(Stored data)
★ ★ ★ ★ ★ ★ ★
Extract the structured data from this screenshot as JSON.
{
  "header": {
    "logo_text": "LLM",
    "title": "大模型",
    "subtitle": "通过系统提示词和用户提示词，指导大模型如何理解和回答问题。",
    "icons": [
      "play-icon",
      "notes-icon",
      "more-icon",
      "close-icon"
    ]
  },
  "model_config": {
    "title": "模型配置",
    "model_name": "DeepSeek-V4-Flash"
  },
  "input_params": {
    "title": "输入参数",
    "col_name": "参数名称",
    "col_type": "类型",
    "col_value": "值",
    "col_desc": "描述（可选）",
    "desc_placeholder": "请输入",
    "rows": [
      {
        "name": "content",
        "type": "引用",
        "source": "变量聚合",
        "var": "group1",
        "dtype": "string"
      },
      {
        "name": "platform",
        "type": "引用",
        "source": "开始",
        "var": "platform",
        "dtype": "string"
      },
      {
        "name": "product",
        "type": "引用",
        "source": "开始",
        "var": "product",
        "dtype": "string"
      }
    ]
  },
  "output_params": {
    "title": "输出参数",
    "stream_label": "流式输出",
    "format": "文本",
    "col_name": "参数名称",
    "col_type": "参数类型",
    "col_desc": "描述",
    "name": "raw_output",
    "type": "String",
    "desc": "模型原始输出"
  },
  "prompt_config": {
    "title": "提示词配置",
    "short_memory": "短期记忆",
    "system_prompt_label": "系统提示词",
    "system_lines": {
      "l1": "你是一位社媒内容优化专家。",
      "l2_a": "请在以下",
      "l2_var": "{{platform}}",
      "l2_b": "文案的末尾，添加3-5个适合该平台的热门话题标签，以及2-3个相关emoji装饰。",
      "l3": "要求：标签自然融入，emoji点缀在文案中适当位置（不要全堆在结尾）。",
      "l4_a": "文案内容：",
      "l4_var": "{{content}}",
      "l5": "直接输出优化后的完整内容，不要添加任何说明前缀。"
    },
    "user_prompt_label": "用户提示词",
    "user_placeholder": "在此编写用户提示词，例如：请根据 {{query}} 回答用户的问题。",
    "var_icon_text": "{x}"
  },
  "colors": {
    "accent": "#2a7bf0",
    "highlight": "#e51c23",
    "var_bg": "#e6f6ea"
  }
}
★ ★ ★ ★ ★ ★ ★
(TO BE DONE)
Reproduce the full listing above, character for character.

(TASK ANSWER)
Extract the structured data from this screenshot as JSON.
{
  "header": {
    "logo_text": "LLM",
    "title": "大模型",
    "subtitle": "通过系统提示词和用户提示词，指导大模型如何理解和回答问题。",
    "icons": [
      "play-icon",
      "notes-icon",
      "more-icon",
      "close-icon"
    ]
  },
  "model_config": {
    "title": "模型配置",
    "model_name": "DeepSeek-V4-Flash"
  },
  "input_params": {
    "title": "输入参数",
    "col_name": "参数名称",
    "col_type": "类型",
    "col_value": "值",
    "col_desc": "描述（可选）",
    "desc_placeholder": "请输入",
    "rows": [
      {
        "name": "content",
        "type": "引用",
        "source": "变量聚合",
        "var": "group1",
        "dtype": "string"
      },
      {
        "name": "platform",
        "type": "引用",
        "source": "开始",
        "var": "platform",
        "dtype": "string"
      },
      {
        "name": "product",
        "type": "引用",
        "source": "开始",
        "var": "product",
        "dtype": "string"
      }
    ]
  },
  "output_params": {
    "title": "输出参数",
    "stream_label": "流式输出",
    "format": "文本",
    "col_name": "参数名称",
    "col_type": "参数类型",
    "col_desc": "描述",
    "name": "raw_output",
    "type": "String",
    "desc": "模型原始输出"
  },
  "prompt_config": {
    "title": "提示词配置",
    "short_memory": "短期记忆",
    "system_prompt_label": "系统提示词",
    "system_lines": {
      "l1": "你是一位社媒内容优化专家。",
      "l2_a": "请在以下",
      "l2_var": "{{platform}}",
      "l2_b": "文案的末尾，添加3-5个适合该平台的热门话题标签，以及2-3个相关emoji装饰。",
      "l3": "要求：标签自然融入，emoji点缀在文案中适当位置（不要全堆在结尾）。",
      "l4_a": "文案内容：",
      "l4_var": "{{content}}",
      "l5": "直接输出优化后的完整内容，不要添加任何说明前缀。"
    },
    "user_prompt_label": "用户提示词",
    "user_placeholder": "在此编写用户提示词，例如：请根据 {{query}} 回答用户的问题。",
    "var_icon_text": "{x}"
  },
  "colors": {
    "accent": "#2a7bf0",
    "highlight": "#e51c23",
    "var_bg": "#e6f6ea"
  }
}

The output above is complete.